Reproduce every line in the listing that contains the word "false".
________
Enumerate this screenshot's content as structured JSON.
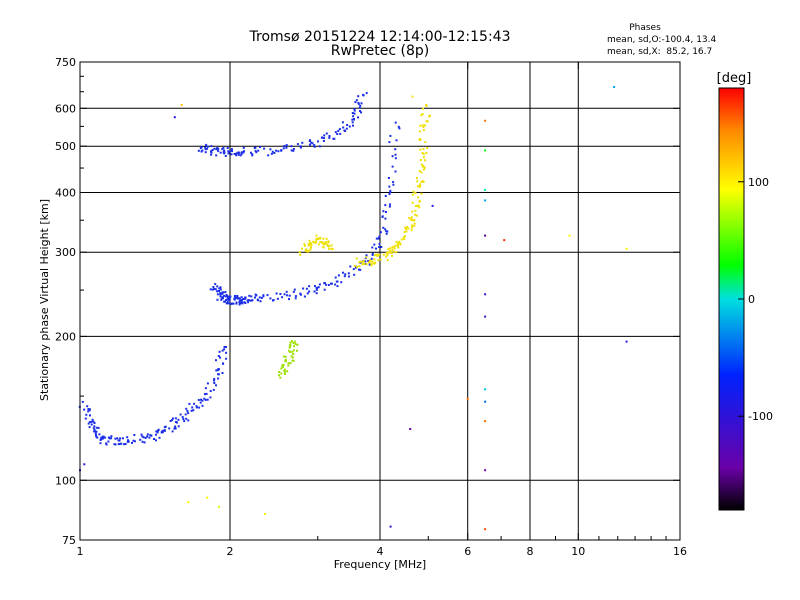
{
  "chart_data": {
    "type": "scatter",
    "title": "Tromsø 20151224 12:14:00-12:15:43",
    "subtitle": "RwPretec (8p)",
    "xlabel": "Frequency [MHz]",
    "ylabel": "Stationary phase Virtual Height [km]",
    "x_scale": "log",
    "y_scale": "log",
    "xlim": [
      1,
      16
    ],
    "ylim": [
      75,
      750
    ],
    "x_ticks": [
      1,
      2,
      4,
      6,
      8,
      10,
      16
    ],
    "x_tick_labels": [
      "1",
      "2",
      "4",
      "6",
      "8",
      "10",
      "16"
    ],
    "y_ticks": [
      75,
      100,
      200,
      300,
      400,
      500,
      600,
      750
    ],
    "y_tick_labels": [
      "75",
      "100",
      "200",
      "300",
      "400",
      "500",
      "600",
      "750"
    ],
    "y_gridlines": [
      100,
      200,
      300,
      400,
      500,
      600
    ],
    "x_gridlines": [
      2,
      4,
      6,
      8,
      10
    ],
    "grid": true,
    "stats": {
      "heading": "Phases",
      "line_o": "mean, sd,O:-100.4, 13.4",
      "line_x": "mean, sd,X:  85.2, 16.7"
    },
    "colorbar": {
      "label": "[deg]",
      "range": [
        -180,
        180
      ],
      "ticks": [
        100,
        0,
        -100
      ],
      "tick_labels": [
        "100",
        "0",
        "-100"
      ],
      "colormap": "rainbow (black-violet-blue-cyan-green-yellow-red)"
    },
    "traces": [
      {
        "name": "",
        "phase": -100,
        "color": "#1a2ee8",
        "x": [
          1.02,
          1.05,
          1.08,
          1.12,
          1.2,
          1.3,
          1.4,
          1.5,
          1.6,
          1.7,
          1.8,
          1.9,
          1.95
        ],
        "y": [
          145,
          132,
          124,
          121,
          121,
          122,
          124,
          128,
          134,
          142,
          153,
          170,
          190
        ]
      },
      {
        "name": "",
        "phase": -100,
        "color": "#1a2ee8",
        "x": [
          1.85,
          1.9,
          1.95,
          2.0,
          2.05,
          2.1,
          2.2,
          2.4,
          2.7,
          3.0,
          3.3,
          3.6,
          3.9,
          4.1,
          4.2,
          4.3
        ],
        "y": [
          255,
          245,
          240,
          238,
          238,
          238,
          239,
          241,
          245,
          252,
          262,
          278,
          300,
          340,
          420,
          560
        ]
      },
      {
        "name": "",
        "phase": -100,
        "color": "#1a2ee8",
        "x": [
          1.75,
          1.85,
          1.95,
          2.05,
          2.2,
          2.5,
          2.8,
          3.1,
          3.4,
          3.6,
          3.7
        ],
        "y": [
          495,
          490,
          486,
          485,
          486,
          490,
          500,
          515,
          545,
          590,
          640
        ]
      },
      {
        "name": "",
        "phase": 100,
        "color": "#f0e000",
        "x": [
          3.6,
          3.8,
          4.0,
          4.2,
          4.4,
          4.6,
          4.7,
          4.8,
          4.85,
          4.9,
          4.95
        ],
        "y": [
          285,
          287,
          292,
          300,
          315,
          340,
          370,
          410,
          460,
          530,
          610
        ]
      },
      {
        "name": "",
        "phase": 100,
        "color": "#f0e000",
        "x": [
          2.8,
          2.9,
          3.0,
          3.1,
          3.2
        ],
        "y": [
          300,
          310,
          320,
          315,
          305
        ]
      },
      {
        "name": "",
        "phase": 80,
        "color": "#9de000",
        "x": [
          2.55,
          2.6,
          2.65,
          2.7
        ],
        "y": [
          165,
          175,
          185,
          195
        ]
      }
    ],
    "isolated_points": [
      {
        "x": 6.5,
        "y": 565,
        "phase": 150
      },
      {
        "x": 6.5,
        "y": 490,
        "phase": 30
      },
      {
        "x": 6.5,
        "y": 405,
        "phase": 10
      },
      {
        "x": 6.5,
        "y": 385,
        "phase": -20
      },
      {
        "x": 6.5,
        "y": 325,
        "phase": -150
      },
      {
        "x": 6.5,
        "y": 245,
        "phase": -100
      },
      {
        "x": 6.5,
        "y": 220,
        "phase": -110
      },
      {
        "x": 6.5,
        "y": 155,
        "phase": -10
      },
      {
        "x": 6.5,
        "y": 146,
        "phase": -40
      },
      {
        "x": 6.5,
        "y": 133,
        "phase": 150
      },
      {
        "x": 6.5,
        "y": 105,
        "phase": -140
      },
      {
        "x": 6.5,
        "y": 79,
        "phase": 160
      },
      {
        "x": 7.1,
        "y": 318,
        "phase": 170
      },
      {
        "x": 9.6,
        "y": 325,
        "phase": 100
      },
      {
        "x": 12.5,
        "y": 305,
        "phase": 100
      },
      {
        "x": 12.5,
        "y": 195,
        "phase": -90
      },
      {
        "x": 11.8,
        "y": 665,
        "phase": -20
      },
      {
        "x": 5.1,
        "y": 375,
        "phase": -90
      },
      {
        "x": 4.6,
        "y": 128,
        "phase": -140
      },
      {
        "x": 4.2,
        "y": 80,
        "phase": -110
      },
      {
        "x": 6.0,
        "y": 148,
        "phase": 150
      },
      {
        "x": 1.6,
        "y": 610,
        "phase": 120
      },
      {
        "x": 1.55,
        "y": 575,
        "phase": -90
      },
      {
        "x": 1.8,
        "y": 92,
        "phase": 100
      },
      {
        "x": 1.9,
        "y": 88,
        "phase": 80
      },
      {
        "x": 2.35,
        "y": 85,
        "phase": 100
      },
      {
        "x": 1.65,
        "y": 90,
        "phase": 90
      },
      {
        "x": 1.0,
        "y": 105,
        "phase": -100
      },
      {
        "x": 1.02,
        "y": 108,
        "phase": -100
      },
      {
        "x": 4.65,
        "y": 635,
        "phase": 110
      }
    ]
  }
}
________
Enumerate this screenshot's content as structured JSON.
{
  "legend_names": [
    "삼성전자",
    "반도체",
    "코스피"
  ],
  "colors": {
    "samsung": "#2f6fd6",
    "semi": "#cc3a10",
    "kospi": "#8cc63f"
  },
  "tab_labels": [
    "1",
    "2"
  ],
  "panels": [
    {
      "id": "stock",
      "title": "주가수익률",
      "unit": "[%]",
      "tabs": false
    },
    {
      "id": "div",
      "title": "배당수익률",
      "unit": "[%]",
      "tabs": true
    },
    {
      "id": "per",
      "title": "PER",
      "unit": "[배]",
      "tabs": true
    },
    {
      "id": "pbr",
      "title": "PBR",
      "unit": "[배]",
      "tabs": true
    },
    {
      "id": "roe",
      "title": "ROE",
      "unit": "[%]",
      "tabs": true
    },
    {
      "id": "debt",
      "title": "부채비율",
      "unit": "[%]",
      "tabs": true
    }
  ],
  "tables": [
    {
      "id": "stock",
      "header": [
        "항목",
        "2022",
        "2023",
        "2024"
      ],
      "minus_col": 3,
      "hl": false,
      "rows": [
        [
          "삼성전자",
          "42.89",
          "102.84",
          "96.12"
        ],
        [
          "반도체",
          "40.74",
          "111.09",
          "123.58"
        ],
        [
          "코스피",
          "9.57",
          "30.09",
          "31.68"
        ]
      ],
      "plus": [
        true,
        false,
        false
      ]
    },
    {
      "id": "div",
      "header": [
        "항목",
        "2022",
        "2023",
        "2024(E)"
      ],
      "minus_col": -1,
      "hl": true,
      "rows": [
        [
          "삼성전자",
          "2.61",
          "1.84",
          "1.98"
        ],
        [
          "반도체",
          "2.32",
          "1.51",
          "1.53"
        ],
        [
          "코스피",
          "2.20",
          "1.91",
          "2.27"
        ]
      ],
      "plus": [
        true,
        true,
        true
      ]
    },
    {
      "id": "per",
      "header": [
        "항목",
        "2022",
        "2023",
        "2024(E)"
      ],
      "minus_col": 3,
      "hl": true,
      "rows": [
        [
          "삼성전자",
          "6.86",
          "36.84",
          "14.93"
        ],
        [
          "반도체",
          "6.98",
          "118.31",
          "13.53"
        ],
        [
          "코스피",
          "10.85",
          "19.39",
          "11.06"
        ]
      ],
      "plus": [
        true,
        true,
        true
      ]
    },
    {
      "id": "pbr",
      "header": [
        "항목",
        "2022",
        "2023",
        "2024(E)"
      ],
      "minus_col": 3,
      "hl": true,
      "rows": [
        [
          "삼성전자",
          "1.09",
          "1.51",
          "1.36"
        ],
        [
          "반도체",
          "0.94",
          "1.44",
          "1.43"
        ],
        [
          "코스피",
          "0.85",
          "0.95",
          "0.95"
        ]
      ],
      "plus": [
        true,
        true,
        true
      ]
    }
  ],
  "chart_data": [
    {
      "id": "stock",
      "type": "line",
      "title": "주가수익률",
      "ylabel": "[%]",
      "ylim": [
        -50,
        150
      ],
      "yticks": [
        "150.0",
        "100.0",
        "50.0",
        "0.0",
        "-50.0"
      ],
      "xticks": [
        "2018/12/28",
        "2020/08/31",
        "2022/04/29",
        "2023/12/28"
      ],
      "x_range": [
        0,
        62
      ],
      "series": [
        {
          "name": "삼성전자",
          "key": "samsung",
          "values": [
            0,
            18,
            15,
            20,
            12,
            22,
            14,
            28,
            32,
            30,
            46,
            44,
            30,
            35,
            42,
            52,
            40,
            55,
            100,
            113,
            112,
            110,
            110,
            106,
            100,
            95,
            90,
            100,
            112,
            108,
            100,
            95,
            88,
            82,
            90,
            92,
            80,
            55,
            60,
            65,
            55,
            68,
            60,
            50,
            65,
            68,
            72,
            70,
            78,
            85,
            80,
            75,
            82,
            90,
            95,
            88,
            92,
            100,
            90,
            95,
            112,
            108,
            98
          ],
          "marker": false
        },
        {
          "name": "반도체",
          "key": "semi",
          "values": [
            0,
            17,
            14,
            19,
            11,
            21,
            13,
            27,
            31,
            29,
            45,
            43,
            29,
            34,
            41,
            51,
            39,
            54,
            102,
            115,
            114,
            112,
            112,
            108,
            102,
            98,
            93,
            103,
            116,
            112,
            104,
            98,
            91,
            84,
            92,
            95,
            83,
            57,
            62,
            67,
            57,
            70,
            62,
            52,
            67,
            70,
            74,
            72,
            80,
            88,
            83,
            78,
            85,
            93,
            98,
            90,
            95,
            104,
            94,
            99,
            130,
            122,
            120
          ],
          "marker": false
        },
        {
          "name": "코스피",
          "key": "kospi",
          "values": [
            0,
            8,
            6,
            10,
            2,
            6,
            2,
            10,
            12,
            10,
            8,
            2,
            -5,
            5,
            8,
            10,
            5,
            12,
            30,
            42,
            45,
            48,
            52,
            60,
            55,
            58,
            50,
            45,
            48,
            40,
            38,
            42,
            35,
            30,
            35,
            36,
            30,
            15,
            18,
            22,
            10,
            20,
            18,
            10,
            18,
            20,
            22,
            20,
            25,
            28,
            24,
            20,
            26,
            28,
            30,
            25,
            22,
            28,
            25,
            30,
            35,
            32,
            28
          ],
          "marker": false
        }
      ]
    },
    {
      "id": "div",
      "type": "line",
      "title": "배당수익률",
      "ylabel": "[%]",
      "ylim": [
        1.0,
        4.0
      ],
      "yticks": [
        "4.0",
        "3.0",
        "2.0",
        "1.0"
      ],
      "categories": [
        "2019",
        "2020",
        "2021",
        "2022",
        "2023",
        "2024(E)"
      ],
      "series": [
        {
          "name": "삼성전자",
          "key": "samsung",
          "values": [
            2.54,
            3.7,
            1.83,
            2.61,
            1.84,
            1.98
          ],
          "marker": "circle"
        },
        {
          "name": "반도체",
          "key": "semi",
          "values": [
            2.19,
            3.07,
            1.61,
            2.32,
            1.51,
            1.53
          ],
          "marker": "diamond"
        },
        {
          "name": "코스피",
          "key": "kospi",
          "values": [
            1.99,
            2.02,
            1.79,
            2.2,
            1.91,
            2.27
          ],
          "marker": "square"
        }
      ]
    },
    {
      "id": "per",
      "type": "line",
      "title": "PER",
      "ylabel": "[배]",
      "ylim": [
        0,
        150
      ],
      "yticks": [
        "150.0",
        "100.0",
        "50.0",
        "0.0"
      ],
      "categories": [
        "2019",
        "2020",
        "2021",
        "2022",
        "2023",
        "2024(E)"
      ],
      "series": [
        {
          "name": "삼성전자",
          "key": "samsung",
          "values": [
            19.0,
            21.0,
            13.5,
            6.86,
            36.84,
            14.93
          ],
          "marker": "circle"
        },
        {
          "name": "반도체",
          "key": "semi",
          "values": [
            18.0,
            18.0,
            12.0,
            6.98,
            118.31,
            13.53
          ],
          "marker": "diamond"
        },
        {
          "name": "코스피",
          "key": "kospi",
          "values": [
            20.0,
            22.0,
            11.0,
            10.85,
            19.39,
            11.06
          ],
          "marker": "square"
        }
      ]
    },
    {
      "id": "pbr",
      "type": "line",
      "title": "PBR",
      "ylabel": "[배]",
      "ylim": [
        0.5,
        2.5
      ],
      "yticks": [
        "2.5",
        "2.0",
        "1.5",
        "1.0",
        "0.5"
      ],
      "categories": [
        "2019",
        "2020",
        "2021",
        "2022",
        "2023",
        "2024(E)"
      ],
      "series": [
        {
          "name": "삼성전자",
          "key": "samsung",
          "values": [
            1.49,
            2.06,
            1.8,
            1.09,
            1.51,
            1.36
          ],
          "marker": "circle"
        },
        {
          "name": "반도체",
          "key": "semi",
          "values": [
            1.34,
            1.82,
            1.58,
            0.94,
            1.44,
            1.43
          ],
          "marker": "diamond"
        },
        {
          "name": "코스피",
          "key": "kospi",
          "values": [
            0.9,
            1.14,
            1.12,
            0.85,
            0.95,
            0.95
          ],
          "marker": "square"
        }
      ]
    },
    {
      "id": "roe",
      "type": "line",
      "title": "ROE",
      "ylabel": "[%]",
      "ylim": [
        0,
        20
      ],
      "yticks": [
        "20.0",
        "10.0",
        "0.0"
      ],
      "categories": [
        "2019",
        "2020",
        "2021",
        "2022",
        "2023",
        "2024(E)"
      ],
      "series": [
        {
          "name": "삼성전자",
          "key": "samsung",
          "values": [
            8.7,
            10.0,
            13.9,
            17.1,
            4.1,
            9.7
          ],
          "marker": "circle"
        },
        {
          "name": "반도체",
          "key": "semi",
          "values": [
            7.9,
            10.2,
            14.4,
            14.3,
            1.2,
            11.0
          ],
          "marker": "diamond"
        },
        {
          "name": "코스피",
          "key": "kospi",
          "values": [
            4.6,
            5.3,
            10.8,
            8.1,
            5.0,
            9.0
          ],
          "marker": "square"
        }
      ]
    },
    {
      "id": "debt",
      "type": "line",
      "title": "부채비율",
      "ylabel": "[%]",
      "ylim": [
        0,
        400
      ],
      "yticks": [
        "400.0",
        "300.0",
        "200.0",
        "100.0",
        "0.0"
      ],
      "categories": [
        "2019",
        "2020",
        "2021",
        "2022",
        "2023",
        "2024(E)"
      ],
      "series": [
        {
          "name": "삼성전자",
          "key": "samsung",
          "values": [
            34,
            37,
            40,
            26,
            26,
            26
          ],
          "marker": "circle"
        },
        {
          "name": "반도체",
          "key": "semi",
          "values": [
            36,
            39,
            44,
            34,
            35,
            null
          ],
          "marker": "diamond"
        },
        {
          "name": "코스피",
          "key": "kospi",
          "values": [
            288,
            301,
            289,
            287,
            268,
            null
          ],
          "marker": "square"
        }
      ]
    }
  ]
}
________
RESPONSE TO THIS TASK
      "tabs": false
      "hl": false,
        false,
        false
          "marker": false
          "marker": false
          "marker": false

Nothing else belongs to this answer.